** START **

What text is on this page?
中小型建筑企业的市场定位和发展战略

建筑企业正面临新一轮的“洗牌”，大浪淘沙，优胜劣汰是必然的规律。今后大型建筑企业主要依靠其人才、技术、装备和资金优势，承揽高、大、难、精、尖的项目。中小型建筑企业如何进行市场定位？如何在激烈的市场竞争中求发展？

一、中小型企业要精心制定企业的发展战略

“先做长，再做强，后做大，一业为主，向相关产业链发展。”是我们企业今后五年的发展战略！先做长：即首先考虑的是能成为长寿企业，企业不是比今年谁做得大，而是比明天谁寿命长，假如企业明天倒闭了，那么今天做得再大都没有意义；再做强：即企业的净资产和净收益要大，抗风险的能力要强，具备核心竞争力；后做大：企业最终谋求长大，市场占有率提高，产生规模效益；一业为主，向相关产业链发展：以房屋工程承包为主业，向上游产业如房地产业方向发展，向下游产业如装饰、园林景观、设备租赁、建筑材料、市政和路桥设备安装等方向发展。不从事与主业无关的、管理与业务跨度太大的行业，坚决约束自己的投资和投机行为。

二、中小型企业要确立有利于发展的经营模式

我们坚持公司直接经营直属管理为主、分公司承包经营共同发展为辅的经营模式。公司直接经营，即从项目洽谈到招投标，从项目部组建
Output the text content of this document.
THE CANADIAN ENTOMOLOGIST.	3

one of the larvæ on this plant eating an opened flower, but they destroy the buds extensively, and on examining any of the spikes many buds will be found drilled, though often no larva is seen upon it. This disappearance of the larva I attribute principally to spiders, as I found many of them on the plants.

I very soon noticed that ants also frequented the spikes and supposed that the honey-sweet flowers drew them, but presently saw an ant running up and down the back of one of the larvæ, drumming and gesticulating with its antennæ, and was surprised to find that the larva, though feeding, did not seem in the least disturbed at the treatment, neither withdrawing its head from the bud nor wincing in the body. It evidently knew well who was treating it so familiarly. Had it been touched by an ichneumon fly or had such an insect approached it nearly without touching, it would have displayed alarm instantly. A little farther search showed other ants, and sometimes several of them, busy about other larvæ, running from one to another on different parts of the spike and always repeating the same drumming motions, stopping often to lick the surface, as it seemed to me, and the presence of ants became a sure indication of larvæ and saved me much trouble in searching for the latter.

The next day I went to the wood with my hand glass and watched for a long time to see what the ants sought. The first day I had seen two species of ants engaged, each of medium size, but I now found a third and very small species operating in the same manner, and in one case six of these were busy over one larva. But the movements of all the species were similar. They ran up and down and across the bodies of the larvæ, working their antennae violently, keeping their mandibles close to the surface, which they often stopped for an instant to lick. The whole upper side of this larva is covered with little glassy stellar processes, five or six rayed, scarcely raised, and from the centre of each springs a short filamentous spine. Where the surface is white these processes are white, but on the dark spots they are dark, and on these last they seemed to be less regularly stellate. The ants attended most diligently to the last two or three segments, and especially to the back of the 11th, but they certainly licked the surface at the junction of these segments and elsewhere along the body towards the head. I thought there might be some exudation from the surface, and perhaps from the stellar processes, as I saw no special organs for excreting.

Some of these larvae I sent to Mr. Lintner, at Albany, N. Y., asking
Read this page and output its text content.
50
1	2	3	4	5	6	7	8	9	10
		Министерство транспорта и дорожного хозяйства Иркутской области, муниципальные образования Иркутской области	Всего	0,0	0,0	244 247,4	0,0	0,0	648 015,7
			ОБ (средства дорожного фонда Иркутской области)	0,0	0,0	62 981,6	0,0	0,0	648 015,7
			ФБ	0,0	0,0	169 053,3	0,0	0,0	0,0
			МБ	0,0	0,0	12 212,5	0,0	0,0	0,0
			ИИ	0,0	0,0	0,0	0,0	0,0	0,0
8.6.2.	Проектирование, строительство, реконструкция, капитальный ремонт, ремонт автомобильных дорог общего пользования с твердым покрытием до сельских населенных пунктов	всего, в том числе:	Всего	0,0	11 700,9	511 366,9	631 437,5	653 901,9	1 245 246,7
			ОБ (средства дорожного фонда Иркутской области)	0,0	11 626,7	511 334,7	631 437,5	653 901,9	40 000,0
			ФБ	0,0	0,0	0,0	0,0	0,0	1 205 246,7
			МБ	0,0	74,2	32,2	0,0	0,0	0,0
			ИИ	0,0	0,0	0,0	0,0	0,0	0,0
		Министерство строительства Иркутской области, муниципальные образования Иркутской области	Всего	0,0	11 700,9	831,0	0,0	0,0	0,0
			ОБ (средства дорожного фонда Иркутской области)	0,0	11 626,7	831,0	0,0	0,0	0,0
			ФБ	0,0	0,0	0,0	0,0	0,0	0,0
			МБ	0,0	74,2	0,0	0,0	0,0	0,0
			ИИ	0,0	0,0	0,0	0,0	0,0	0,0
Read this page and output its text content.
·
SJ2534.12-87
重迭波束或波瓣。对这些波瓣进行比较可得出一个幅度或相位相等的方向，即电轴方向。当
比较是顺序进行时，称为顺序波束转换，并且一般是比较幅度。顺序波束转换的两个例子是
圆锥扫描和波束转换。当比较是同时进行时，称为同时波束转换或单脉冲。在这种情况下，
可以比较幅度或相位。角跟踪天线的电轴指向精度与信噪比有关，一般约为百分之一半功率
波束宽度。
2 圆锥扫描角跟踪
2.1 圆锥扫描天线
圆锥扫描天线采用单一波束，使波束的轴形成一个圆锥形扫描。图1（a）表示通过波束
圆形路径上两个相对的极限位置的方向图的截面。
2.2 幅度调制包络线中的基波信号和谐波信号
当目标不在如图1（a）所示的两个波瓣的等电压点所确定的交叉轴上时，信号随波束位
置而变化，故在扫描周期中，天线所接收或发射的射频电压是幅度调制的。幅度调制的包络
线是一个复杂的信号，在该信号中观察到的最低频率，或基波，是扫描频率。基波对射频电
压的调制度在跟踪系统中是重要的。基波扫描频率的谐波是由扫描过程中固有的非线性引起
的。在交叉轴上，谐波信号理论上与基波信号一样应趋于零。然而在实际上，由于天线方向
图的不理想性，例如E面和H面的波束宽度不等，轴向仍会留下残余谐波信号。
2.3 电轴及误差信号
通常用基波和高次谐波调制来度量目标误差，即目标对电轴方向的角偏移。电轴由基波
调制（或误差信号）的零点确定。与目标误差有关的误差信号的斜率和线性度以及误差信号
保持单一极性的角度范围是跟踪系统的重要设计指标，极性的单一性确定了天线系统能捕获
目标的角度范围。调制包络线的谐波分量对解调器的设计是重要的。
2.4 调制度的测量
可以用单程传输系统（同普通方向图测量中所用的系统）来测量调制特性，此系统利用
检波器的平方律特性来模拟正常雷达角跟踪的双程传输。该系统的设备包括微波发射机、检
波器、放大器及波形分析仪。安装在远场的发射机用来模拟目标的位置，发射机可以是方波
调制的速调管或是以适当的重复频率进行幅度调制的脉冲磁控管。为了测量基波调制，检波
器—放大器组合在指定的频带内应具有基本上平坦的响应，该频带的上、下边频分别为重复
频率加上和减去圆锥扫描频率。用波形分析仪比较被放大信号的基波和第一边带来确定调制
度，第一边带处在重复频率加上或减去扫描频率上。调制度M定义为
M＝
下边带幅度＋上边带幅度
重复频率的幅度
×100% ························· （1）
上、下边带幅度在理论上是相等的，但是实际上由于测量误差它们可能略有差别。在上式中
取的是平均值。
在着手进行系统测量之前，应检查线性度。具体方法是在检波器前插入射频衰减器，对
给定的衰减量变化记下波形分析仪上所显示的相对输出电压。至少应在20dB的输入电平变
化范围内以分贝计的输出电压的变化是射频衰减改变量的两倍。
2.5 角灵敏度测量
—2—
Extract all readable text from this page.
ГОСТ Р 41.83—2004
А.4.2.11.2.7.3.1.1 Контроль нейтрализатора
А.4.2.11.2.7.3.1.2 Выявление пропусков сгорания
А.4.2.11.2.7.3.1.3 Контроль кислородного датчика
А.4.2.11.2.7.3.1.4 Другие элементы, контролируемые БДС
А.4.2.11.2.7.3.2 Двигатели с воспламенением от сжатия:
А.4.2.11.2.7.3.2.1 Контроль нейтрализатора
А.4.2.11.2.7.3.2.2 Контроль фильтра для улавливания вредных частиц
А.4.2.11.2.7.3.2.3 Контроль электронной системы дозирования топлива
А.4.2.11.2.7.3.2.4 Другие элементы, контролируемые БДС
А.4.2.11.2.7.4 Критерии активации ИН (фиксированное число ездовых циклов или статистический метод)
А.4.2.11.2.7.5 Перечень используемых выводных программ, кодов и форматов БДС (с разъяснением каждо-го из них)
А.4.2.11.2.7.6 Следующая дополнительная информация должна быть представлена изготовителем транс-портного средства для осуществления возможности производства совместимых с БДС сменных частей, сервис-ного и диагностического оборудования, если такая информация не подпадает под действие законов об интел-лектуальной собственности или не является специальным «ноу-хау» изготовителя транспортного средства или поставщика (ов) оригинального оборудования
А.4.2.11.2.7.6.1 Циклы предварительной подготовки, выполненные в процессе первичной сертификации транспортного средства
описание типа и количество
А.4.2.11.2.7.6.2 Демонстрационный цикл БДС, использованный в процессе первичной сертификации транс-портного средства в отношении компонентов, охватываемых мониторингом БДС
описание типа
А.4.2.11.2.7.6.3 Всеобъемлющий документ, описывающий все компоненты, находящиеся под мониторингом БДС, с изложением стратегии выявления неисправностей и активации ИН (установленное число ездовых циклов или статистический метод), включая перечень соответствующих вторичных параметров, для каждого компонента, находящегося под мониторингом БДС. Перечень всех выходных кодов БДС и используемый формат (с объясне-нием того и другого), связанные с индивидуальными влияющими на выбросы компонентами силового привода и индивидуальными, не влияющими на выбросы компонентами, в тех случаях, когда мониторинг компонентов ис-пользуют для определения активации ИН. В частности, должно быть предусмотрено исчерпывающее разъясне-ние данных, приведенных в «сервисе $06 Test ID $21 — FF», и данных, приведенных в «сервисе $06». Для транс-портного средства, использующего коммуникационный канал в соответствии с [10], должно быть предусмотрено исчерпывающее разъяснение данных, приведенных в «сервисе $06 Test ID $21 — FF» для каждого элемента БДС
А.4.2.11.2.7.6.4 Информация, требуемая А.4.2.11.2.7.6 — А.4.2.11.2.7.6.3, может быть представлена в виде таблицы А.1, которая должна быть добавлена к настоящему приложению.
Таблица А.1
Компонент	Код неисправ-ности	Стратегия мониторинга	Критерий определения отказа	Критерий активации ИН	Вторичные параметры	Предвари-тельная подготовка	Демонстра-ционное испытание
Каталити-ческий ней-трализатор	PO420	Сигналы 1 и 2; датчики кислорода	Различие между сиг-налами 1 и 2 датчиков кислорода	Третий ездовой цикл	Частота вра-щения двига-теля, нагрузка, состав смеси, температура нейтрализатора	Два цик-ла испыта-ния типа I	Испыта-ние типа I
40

** END **

Task goal
Where a line contains "these", copy that line.

Correct output
The next day I went to the wood with my hand glass and watched for a long time to see what the ants sought. The first day I had seen two species of ants engaged, each of medium size, but I now found a third and very small species operating in the same manner, and in one case six of these were busy over one larva. But the movements of all the species were similar. They ran up and down and across the bodies of the larvæ, working their antennae violently, keeping their mandibles close to the surface, which they often stopped for an instant to lick. The whole upper side of this larva is covered with little glassy stellar processes, five or six rayed, scarcely raised, and from the centre of each springs a short filamentous spine. Where the surface is white these processes are white, but on the dark spots they are dark, and on these last they seemed to be less regularly stellate. The ants attended most diligently to the last two or three segments, and especially to the back of the 11th, but they certainly licked the surface at the junction of these segments and elsewhere along the body towards the head. I thought there might be some exudation from the surface, and perhaps from the stellar processes, as I saw no special organs for excreting.
Some of these larvae I sent to Mr. Lintner, at Albany, N. Y., asking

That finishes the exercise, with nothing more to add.